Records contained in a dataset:
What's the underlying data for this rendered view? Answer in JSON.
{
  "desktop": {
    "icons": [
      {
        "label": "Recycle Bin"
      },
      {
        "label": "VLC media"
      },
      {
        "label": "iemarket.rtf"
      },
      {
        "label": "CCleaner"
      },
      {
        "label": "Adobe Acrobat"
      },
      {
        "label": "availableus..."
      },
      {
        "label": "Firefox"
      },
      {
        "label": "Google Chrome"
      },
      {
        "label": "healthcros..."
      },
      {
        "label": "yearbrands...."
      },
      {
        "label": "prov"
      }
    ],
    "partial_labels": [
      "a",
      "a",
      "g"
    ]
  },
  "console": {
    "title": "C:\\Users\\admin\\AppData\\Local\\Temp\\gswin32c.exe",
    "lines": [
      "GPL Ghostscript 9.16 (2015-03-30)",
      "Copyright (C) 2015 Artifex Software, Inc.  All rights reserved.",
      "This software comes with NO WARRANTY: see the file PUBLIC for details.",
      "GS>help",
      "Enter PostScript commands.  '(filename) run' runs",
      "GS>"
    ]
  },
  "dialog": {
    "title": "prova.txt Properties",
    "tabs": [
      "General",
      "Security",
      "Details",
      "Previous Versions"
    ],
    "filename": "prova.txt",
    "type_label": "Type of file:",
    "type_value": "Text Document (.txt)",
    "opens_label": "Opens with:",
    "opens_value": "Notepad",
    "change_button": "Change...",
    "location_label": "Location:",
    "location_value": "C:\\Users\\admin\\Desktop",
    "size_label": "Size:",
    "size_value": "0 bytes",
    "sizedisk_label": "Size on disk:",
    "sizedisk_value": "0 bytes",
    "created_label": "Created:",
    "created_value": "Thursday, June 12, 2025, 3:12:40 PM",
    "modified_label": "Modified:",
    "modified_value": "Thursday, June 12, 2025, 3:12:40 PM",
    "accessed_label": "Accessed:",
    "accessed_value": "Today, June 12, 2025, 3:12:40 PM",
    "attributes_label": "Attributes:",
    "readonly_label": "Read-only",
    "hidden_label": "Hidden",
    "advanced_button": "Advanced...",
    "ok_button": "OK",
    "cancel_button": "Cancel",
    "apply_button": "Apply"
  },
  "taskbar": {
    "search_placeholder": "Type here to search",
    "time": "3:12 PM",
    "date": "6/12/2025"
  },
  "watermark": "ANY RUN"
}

_Exercise brief_
Return each line in the records that holds the string "Thursday".

_Complete response_
    "created_value": "Thursday, June 12, 2025, 3:12:40 PM",
    "modified_value": "Thursday, June 12, 2025, 3:12:40 PM",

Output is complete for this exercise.